■ **TASK GOAL**
Spot every line with the word "Костромской" and return it.
□ □ □ □ □ □ □
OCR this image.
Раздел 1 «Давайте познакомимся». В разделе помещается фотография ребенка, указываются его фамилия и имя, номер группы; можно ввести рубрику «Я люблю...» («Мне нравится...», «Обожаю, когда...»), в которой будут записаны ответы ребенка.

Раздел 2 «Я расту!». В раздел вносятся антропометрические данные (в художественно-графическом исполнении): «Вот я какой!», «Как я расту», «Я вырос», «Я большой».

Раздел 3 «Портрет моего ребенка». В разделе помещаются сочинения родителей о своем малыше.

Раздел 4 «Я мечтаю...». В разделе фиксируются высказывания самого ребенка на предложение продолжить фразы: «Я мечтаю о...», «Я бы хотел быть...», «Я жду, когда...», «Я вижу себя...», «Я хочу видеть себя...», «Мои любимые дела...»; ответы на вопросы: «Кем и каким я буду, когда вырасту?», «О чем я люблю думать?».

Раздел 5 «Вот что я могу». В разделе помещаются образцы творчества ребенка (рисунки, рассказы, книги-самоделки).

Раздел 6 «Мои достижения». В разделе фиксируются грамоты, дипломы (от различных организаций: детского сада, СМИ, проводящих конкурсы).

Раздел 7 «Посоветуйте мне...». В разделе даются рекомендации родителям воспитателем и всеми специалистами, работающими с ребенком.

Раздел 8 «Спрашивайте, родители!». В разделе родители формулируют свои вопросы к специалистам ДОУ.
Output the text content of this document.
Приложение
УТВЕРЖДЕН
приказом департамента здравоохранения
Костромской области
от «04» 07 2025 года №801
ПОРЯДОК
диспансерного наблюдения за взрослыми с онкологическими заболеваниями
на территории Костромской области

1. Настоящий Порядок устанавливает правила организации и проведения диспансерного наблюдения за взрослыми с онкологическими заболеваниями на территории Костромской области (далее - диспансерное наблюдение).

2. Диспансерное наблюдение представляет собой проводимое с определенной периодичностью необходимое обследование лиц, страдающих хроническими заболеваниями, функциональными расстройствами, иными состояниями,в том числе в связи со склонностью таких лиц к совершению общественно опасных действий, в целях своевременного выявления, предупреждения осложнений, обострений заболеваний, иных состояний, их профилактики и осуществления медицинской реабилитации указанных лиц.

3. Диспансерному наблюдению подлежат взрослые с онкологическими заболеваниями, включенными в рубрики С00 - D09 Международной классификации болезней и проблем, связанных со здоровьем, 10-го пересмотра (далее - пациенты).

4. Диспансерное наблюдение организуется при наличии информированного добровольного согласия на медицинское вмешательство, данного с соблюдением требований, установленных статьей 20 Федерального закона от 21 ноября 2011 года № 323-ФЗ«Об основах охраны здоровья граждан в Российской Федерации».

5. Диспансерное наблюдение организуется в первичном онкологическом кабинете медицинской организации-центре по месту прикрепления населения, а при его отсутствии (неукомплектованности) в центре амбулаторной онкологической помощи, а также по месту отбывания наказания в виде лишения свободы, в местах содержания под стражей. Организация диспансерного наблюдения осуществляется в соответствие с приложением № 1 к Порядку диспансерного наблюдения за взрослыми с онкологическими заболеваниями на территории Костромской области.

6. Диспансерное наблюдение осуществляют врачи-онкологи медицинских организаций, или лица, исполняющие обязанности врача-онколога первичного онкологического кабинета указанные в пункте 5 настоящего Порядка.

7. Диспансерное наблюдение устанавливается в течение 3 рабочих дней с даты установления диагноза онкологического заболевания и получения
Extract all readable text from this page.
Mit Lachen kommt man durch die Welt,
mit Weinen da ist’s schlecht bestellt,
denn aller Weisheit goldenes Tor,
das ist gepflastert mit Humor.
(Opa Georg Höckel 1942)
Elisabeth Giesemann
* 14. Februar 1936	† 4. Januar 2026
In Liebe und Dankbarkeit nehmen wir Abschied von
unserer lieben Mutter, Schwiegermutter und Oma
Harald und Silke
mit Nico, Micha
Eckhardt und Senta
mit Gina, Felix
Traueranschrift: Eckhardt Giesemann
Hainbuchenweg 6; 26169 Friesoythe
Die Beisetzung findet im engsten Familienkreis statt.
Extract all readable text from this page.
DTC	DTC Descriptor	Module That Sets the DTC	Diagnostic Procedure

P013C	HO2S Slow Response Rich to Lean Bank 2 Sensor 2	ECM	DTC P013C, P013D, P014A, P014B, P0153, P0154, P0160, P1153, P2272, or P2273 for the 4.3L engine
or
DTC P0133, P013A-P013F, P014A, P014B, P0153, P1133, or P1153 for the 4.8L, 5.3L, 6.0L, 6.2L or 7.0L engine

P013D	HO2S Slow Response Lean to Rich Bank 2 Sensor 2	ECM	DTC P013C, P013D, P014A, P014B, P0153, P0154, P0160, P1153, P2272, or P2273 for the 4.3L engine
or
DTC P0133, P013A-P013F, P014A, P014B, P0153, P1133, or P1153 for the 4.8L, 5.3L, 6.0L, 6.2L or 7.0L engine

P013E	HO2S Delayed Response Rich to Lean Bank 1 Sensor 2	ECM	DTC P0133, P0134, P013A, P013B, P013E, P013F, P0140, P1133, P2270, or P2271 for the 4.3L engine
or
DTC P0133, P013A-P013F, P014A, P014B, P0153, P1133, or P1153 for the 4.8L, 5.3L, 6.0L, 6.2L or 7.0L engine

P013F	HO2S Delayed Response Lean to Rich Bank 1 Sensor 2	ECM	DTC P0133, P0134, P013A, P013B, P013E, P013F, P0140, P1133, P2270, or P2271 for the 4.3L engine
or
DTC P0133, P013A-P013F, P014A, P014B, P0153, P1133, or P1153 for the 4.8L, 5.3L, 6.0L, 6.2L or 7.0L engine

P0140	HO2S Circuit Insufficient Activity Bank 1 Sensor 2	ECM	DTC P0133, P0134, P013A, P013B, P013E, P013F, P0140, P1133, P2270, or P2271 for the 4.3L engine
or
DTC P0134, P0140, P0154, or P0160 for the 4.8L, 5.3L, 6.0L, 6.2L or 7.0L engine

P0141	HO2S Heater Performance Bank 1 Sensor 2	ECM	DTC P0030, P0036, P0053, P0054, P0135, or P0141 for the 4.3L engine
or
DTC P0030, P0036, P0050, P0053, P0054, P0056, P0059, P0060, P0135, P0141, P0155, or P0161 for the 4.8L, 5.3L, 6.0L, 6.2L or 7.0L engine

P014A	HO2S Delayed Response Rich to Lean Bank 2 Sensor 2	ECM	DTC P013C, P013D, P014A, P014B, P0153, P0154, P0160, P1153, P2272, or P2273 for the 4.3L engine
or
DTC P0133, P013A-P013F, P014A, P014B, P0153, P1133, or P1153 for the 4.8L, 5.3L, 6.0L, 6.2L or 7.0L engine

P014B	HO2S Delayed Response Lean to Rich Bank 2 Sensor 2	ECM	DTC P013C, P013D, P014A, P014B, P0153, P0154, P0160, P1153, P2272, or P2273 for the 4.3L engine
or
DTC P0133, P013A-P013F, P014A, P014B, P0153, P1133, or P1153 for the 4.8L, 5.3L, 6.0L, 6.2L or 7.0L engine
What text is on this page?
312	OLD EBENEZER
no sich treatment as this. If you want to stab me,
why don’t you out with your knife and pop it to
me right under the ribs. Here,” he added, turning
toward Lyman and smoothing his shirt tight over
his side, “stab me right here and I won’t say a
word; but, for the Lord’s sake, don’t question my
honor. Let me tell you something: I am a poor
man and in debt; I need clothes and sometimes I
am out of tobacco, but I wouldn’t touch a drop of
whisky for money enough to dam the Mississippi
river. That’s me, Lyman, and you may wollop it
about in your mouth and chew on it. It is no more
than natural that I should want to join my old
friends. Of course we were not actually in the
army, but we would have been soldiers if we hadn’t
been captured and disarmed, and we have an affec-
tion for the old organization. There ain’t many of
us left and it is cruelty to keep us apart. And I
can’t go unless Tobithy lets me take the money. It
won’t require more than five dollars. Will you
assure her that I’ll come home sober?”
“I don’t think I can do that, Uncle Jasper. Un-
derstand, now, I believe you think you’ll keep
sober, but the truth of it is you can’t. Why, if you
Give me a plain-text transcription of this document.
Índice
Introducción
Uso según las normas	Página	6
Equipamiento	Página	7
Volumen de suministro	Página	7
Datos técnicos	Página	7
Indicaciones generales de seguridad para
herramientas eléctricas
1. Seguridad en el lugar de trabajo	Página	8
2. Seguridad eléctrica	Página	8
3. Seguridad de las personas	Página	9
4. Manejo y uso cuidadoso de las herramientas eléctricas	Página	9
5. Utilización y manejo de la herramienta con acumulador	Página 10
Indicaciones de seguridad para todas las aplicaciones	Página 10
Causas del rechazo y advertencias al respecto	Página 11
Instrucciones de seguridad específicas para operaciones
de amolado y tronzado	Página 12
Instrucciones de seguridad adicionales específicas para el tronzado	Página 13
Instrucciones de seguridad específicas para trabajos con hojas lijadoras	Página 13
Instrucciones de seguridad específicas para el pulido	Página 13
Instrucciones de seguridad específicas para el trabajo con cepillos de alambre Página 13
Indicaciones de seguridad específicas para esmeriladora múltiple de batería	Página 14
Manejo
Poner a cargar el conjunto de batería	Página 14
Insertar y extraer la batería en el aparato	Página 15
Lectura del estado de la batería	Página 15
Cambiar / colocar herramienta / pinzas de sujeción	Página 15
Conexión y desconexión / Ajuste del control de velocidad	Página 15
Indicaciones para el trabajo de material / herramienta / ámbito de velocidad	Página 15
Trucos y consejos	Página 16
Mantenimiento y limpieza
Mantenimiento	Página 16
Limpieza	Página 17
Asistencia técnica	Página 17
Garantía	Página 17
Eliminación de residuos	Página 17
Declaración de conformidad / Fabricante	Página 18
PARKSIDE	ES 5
□ □ □ □ □ □ □
■ **PROBLEM SOLUTION**
Костромской области
на территории Костромской области
1. Настоящий Порядок устанавливает правила организации и проведения диспансерного наблюдения за взрослыми с онкологическими заболеваниями на территории Костромской области (далее - диспансерное наблюдение).
5. Диспансерное наблюдение организуется в первичном онкологическом кабинете медицинской организации-центре по месту прикрепления населения, а при его отсутствии (неукомплектованности) в центре амбулаторной онкологической помощи, а также по месту отбывания наказания в виде лишения свободы, в местах содержания под стражей. Организация диспансерного наблюдения осуществляется в соответствие с приложением № 1 к Порядку диспансерного наблюдения за взрослыми с онкологическими заболеваниями на территории Костромской области.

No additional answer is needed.